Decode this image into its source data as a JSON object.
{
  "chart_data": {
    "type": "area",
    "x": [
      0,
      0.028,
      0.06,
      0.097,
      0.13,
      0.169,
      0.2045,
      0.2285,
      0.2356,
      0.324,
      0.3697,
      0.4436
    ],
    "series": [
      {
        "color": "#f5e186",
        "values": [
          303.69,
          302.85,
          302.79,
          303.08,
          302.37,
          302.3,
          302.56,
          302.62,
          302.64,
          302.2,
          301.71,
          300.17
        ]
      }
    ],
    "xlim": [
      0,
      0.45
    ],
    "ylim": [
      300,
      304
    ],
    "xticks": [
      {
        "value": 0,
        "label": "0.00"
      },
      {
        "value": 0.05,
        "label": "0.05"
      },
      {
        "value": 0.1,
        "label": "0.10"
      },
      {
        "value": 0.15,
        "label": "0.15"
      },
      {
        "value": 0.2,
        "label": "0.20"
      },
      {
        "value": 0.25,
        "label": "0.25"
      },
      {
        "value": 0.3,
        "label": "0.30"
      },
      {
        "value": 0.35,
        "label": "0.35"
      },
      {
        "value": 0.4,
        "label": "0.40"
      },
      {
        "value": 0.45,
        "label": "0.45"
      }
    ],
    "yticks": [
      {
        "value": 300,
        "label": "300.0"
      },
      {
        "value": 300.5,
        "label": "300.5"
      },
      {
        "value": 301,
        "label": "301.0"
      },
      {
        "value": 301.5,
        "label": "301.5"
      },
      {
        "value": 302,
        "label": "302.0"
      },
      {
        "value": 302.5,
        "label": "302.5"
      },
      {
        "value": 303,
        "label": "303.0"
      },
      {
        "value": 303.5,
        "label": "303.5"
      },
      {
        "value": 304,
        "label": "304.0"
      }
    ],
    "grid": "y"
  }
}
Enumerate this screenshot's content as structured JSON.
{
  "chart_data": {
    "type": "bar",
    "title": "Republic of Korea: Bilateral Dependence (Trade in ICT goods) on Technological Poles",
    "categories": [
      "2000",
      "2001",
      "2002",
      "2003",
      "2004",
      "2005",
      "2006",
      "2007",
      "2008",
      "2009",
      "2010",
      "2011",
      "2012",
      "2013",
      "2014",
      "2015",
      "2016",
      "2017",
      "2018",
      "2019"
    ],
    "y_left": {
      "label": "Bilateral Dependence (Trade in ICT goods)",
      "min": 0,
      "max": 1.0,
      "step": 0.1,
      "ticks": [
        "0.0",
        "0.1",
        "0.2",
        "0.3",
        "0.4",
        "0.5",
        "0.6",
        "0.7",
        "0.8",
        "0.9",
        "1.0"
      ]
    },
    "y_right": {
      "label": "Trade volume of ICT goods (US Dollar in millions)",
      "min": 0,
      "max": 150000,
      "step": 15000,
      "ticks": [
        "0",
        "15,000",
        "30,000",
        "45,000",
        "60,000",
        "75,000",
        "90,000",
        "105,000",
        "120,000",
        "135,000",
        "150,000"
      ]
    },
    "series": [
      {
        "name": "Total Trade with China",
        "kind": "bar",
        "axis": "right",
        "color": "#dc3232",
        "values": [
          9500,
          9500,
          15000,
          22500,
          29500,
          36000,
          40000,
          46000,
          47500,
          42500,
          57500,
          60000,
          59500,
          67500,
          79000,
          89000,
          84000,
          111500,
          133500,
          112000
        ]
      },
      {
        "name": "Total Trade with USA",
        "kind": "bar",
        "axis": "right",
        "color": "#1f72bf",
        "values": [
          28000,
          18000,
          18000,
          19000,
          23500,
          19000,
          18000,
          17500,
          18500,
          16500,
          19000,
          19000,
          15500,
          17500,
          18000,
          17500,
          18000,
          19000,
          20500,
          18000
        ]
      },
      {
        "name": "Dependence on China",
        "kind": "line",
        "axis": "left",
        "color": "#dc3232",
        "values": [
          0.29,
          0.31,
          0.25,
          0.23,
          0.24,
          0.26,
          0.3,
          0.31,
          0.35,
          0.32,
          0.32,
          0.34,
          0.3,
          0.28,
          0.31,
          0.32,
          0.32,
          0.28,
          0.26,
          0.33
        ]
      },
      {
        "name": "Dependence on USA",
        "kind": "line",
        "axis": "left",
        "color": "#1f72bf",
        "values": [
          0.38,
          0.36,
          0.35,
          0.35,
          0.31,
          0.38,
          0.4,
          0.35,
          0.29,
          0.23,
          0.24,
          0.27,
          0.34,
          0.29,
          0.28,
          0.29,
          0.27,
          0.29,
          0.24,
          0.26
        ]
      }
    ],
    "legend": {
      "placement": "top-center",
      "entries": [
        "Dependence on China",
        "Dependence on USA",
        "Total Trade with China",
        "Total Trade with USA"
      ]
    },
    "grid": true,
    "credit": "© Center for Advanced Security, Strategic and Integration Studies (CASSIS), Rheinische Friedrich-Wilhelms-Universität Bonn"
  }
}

================================

Output each entry precisely as given.

ANSWER TO THE PROBLEM »
Decode this image into its source data as a JSON object.
{
  "chart_data": {
    "type": "area",
    "x": [
      0,
      0.028,
      0.06,
      0.097,
      0.13,
      0.169,
      0.2045,
      0.2285,
      0.2356,
      0.324,
      0.3697,
      0.4436
    ],
    "series": [
      {
        "color": "#f5e186",
        "values": [
          303.69,
          302.85,
          302.79,
          303.08,
          302.37,
          302.3,
          302.56,
          302.62,
          302.64,
          302.2,
          301.71,
          300.17
        ]
      }
    ],
    "xlim": [
      0,
      0.45
    ],
    "ylim": [
      300,
      304
    ],
    "xticks": [
      {
        "value": 0,
        "label": "0.00"
      },
      {
        "value": 0.05,
        "label": "0.05"
      },
      {
        "value": 0.1,
        "label": "0.10"
      },
      {
        "value": 0.15,
        "label": "0.15"
      },
      {
        "value": 0.2,
        "label": "0.20"
      },
      {
        "value": 0.25,
        "label": "0.25"
      },
      {
        "value": 0.3,
        "label": "0.30"
      },
      {
        "value": 0.35,
        "label": "0.35"
      },
      {
        "value": 0.4,
        "label": "0.40"
      },
      {
        "value": 0.45,
        "label": "0.45"
      }
    ],
    "yticks": [
      {
        "value": 300,
        "label": "300.0"
      },
      {
        "value": 300.5,
        "label": "300.5"
      },
      {
        "value": 301,
        "label": "301.0"
      },
      {
        "value": 301.5,
        "label": "301.5"
      },
      {
        "value": 302,
        "label": "302.0"
      },
      {
        "value": 302.5,
        "label": "302.5"
      },
      {
        "value": 303,
        "label": "303.0"
      },
      {
        "value": 303.5,
        "label": "303.5"
      },
      {
        "value": 304,
        "label": "304.0"
      }
    ],
    "grid": "y"
  }
}
Enumerate this screenshot's content as structured JSON.
{
  "chart_data": {
    "type": "bar",
    "title": "Republic of Korea: Bilateral Dependence (Trade in ICT goods) on Technological Poles",
    "categories": [
      "2000",
      "2001",
      "2002",
      "2003",
      "2004",
      "2005",
      "2006",
      "2007",
      "2008",
      "2009",
      "2010",
      "2011",
      "2012",
      "2013",
      "2014",
      "2015",
      "2016",
      "2017",
      "2018",
      "2019"
    ],
    "y_left": {
      "label": "Bilateral Dependence (Trade in ICT goods)",
      "min": 0,
      "max": 1.0,
      "step": 0.1,
      "ticks": [
        "0.0",
        "0.1",
        "0.2",
        "0.3",
        "0.4",
        "0.5",
        "0.6",
        "0.7",
        "0.8",
        "0.9",
        "1.0"
      ]
    },
    "y_right": {
      "label": "Trade volume of ICT goods (US Dollar in millions)",
      "min": 0,
      "max": 150000,
      "step": 15000,
      "ticks": [
        "0",
        "15,000",
        "30,000",
        "45,000",
        "60,000",
        "75,000",
        "90,000",
        "105,000",
        "120,000",
        "135,000",
        "150,000"
      ]
    },
    "series": [
      {
        "name": "Total Trade with China",
        "kind": "bar",
        "axis": "right",
        "color": "#dc3232",
        "values": [
          9500,
          9500,
          15000,
          22500,
          29500,
          36000,
          40000,
          46000,
          47500,
          42500,
          57500,
          60000,
          59500,
          67500,
          79000,
          89000,
          84000,
          111500,
          133500,
          112000
        ]
      },
      {
        "name": "Total Trade with USA",
        "kind": "bar",
        "axis": "right",
        "color": "#1f72bf",
        "values": [
          28000,
          18000,
          18000,
          19000,
          23500,
          19000,
          18000,
          17500,
          18500,
          16500,
          19000,
          19000,
          15500,
          17500,
          18000,
          17500,
          18000,
          19000,
          20500,
          18000
        ]
      },
      {
        "name": "Dependence on China",
        "kind": "line",
        "axis": "left",
        "color": "#dc3232",
        "values": [
          0.29,
          0.31,
          0.25,
          0.23,
          0.24,
          0.26,
          0.3,
          0.31,
          0.35,
          0.32,
          0.32,
          0.34,
          0.3,
          0.28,
          0.31,
          0.32,
          0.32,
          0.28,
          0.26,
          0.33
        ]
      },
      {
        "name": "Dependence on USA",
        "kind": "line",
        "axis": "left",
        "color": "#1f72bf",
        "values": [
          0.38,
          0.36,
          0.35,
          0.35,
          0.31,
          0.38,
          0.4,
          0.35,
          0.29,
          0.23,
          0.24,
          0.27,
          0.34,
          0.29,
          0.28,
          0.29,
          0.27,
          0.29,
          0.24,
          0.26
        ]
      }
    ],
    "legend": {
      "placement": "top-center",
      "entries": [
        "Dependence on China",
        "Dependence on USA",
        "Total Trade with China",
        "Total Trade with USA"
      ]
    },
    "grid": true,
    "credit": "© Center for Advanced Security, Strategic and Integration Studies (CASSIS), Rheinische Friedrich-Wilhelms-Universität Bonn"
  }
}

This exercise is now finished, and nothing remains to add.